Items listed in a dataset
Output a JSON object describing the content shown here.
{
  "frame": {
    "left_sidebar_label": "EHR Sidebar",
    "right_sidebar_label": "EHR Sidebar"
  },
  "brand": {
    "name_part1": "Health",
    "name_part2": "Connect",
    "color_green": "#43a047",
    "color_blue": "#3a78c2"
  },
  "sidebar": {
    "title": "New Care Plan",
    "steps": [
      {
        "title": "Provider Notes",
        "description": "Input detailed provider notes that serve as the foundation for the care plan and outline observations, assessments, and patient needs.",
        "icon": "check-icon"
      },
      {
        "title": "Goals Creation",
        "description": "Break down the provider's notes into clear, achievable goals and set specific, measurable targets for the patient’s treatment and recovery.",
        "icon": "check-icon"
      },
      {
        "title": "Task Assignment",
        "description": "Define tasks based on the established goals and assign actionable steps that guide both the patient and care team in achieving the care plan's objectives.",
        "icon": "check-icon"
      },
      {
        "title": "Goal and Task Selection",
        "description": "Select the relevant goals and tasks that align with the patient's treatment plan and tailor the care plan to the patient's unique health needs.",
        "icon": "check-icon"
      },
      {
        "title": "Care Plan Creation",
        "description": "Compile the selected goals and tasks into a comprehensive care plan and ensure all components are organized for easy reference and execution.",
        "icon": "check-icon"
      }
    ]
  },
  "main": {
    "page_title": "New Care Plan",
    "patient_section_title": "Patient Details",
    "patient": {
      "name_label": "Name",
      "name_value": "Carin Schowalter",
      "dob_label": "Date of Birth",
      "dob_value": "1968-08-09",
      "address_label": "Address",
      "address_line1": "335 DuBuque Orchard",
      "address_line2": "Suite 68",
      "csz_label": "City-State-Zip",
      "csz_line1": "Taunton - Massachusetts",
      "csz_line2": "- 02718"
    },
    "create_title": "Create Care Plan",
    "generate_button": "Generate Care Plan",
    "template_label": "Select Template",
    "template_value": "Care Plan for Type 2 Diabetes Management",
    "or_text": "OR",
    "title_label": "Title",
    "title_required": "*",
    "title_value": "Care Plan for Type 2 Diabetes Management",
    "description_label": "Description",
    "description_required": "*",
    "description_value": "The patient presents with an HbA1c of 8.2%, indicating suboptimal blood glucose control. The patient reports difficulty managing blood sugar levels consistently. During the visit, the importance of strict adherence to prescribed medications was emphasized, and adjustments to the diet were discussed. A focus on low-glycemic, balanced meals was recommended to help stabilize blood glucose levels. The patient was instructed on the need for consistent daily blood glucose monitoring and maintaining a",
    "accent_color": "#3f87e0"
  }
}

> Written exercise:
Write out every record, exactly as written.

> Response:
Output a JSON object describing the content shown here.
{
  "frame": {
    "left_sidebar_label": "EHR Sidebar",
    "right_sidebar_label": "EHR Sidebar"
  },
  "brand": {
    "name_part1": "Health",
    "name_part2": "Connect",
    "color_green": "#43a047",
    "color_blue": "#3a78c2"
  },
  "sidebar": {
    "title": "New Care Plan",
    "steps": [
      {
        "title": "Provider Notes",
        "description": "Input detailed provider notes that serve as the foundation for the care plan and outline observations, assessments, and patient needs.",
        "icon": "check-icon"
      },
      {
        "title": "Goals Creation",
        "description": "Break down the provider's notes into clear, achievable goals and set specific, measurable targets for the patient’s treatment and recovery.",
        "icon": "check-icon"
      },
      {
        "title": "Task Assignment",
        "description": "Define tasks based on the established goals and assign actionable steps that guide both the patient and care team in achieving the care plan's objectives.",
        "icon": "check-icon"
      },
      {
        "title": "Goal and Task Selection",
        "description": "Select the relevant goals and tasks that align with the patient's treatment plan and tailor the care plan to the patient's unique health needs.",
        "icon": "check-icon"
      },
      {
        "title": "Care Plan Creation",
        "description": "Compile the selected goals and tasks into a comprehensive care plan and ensure all components are organized for easy reference and execution.",
        "icon": "check-icon"
      }
    ]
  },
  "main": {
    "page_title": "New Care Plan",
    "patient_section_title": "Patient Details",
    "patient": {
      "name_label": "Name",
      "name_value": "Carin Schowalter",
      "dob_label": "Date of Birth",
      "dob_value": "1968-08-09",
      "address_label": "Address",
      "address_line1": "335 DuBuque Orchard",
      "address_line2": "Suite 68",
      "csz_label": "City-State-Zip",
      "csz_line1": "Taunton - Massachusetts",
      "csz_line2": "- 02718"
    },
    "create_title": "Create Care Plan",
    "generate_button": "Generate Care Plan",
    "template_label": "Select Template",
    "template_value": "Care Plan for Type 2 Diabetes Management",
    "or_text": "OR",
    "title_label": "Title",
    "title_required": "*",
    "title_value": "Care Plan for Type 2 Diabetes Management",
    "description_label": "Description",
    "description_required": "*",
    "description_value": "The patient presents with an HbA1c of 8.2%, indicating suboptimal blood glucose control. The patient reports difficulty managing blood sugar levels consistently. During the visit, the importance of strict adherence to prescribed medications was emphasized, and adjustments to the diet were discussed. A focus on low-glycemic, balanced meals was recommended to help stabilize blood glucose levels. The patient was instructed on the need for consistent daily blood glucose monitoring and maintaining a",
    "accent_color": "#3f87e0"
  }
}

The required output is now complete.